■ **ФРАГМЕНТ ТЕКСТА**
※ ※ ※
Теперь, после моего японского путешествия, после того как я видел Но и Кабуки, действо, разворачивающееся на экране, не казалось мне столь искусственным. Пожалуй, лет пять упражнений по методу Дзен, и я буду считать это реализмом.
Через полчаса после того, как я приехал домой, раздался телефонный звонок, говорит Эйзен.
— Ну, как мы вам понравились? Очень страшно? Правда, забавно? Звериный фильм?
Неизвестно, кокетство это или взаправду, когда он предлагает оценить дело его жизни с точки зрения звериности и забавности. Не может быть, чтобы он действительно видел в театре или кино только забавность и считал, что в этом и есть величие. Возможно, он не хочет показать, что это его так беспокоит? Но ведь здесь было бы нечто ребяческое?
※ ※ ※
■ **ВХОДНЫЕ ДАННЫЕ**

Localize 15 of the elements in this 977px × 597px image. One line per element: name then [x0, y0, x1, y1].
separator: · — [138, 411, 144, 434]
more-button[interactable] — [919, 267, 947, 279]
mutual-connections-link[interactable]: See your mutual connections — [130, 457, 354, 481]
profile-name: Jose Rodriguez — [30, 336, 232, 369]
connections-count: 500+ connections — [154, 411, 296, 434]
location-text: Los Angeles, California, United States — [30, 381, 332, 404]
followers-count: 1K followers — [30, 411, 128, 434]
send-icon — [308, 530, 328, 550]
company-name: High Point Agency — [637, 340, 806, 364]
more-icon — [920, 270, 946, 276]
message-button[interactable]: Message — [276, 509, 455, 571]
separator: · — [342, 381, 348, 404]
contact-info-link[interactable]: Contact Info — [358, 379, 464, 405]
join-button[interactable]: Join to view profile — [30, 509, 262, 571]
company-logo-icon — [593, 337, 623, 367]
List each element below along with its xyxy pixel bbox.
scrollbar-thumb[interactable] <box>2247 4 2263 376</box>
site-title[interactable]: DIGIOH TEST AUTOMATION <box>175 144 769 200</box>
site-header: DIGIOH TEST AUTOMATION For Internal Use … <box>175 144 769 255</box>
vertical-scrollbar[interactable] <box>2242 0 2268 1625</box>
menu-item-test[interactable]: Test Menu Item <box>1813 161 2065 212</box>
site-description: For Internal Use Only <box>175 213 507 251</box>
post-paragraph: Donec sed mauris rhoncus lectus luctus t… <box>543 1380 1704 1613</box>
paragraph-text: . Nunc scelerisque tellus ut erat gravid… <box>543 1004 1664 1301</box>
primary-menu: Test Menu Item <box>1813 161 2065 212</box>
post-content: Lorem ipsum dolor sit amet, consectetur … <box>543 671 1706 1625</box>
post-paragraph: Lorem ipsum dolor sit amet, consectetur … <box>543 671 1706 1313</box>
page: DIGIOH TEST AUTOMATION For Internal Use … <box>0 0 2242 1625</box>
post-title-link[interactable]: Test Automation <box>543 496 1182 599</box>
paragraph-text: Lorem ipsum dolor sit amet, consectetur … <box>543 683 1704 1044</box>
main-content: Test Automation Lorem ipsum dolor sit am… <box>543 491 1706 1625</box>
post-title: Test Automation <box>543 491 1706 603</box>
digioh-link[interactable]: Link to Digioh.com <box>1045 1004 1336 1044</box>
※ ※ ※
■ **ЧТО НУЖНО СДЕЛАТЬ**
- a) Ответьте на вопросы по фрагменту текста:
(i) Какие два вида театра упоминаются как увиденные во время японского путешествия?
(ii) Через сколько времени после приезда домой раздался телефонный звонок?
(iii) Сколько примерно лет упражнений по методу Дзен названо во фрагменте?
- b) Во фрагменте текста переименуйте «Эйзен» в «Эйзенштейн» и приведите целиком отрезок между словами «Теперь, после моего» и «бы нечто ребяческое?» включительно.
- c) Переведите на английский язык предложение из фрагмента текста: «Не может быть, чтобы он действительно видел в театре или кино только забавность и считал, что в этом и есть величие».

■ **ОТВЕТЫ ПО ПОРЯДКУ**
- a)
(i) Но и Кабуки.
(ii) Через полчаса.
(iii) Лет пять.

- b)
Теперь, после моего японского путешествия, после того как я видел Но и Кабуки, действо, разворачивающееся на экране, не казалось мне столь искусственным. Пожалуй, лет пять упражнений по методу Дзен, и я буду считать это реализмом.
Через полчаса после того, как я приехал домой, раздался телефонный звонок, говорит Эйзенштейн.
— Ну, как мы вам понравились? Очень страшно? Правда, забавно? Звериный фильм?
Неизвестно, кокетство это или взаправду, когда он предлагает оценить дело его жизни с точки зрения звериности и забавности. Не может быть, чтобы он действительно видел в театре или кино только забавность и считал, что в этом и есть величие. Возможно, он не хочет показать, что это его так беспокоит? Но ведь здесь было бы нечто ребяческое?

- c) It cannot be that he really saw only amusement in theater or film and believed that this was where greatness lay.